What you will do:
Reproduce each record below exactly as written.
>> Start Stored records
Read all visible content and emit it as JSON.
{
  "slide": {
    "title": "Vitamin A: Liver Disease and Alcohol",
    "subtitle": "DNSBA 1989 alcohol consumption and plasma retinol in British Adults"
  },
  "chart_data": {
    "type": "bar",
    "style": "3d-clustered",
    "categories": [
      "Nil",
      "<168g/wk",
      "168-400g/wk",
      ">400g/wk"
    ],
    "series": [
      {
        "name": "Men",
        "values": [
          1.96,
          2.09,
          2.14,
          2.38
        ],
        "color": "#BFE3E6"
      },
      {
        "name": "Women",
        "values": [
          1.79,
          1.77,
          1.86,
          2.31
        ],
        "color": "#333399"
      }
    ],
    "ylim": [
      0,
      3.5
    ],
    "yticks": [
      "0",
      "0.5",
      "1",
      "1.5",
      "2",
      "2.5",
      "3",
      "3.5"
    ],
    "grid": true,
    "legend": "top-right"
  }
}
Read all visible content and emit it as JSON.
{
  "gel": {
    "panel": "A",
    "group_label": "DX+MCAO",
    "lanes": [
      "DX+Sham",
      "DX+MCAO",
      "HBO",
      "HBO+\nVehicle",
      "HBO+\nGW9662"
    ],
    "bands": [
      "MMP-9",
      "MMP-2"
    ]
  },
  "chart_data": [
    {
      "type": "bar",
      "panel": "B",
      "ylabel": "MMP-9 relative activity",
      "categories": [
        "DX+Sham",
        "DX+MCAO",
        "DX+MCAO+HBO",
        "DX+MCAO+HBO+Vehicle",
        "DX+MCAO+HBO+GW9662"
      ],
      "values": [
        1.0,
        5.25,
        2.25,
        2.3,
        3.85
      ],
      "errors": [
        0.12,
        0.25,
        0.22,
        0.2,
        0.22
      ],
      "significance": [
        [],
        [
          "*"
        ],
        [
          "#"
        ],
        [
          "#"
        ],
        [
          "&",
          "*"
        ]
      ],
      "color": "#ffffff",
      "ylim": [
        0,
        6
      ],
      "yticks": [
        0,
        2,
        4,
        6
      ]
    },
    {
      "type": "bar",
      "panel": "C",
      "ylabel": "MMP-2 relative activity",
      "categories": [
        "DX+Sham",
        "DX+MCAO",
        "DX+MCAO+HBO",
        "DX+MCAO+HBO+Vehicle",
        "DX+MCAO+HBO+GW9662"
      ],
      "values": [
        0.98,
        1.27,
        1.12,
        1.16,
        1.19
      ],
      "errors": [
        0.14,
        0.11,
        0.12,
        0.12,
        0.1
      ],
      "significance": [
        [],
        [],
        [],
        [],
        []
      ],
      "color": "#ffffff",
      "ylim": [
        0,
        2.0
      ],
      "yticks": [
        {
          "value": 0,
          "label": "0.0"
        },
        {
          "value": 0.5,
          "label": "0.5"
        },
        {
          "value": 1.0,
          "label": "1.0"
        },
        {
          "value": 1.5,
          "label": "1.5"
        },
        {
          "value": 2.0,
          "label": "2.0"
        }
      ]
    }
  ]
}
>> End Stored records
Output below:
Read all visible content and emit it as JSON.
{
  "slide": {
    "title": "Vitamin A: Liver Disease and Alcohol",
    "subtitle": "DNSBA 1989 alcohol consumption and plasma retinol in British Adults"
  },
  "chart_data": {
    "type": "bar",
    "style": "3d-clustered",
    "categories": [
      "Nil",
      "<168g/wk",
      "168-400g/wk",
      ">400g/wk"
    ],
    "series": [
      {
        "name": "Men",
        "values": [
          1.96,
          2.09,
          2.14,
          2.38
        ],
        "color": "#BFE3E6"
      },
      {
        "name": "Women",
        "values": [
          1.79,
          1.77,
          1.86,
          2.31
        ],
        "color": "#333399"
      }
    ],
    "ylim": [
      0,
      3.5
    ],
    "yticks": [
      "0",
      "0.5",
      "1",
      "1.5",
      "2",
      "2.5",
      "3",
      "3.5"
    ],
    "grid": true,
    "legend": "top-right"
  }
}
Read all visible content and emit it as JSON.
{
  "gel": {
    "panel": "A",
    "group_label": "DX+MCAO",
    "lanes": [
      "DX+Sham",
      "DX+MCAO",
      "HBO",
      "HBO+\nVehicle",
      "HBO+\nGW9662"
    ],
    "bands": [
      "MMP-9",
      "MMP-2"
    ]
  },
  "chart_data": [
    {
      "type": "bar",
      "panel": "B",
      "ylabel": "MMP-9 relative activity",
      "categories": [
        "DX+Sham",
        "DX+MCAO",
        "DX+MCAO+HBO",
        "DX+MCAO+HBO+Vehicle",
        "DX+MCAO+HBO+GW9662"
      ],
      "values": [
        1.0,
        5.25,
        2.25,
        2.3,
        3.85
      ],
      "errors": [
        0.12,
        0.25,
        0.22,
        0.2,
        0.22
      ],
      "significance": [
        [],
        [
          "*"
        ],
        [
          "#"
        ],
        [
          "#"
        ],
        [
          "&",
          "*"
        ]
      ],
      "color": "#ffffff",
      "ylim": [
        0,
        6
      ],
      "yticks": [
        0,
        2,
        4,
        6
      ]
    },
    {
      "type": "bar",
      "panel": "C",
      "ylabel": "MMP-2 relative activity",
      "categories": [
        "DX+Sham",
        "DX+MCAO",
        "DX+MCAO+HBO",
        "DX+MCAO+HBO+Vehicle",
        "DX+MCAO+HBO+GW9662"
      ],
      "values": [
        0.98,
        1.27,
        1.12,
        1.16,
        1.19
      ],
      "errors": [
        0.14,
        0.11,
        0.12,
        0.12,
        0.1
      ],
      "significance": [
        [],
        [],
        [],
        [],
        []
      ],
      "color": "#ffffff",
      "ylim": [
        0,
        2.0
      ],
      "yticks": [
        {
          "value": 0,
          "label": "0.0"
        },
        {
          "value": 0.5,
          "label": "0.5"
        },
        {
          "value": 1.0,
          "label": "1.0"
        },
        {
          "value": 1.5,
          "label": "1.5"
        },
        {
          "value": 2.0,
          "label": "2.0"
        }
      ]
    }
  ]
}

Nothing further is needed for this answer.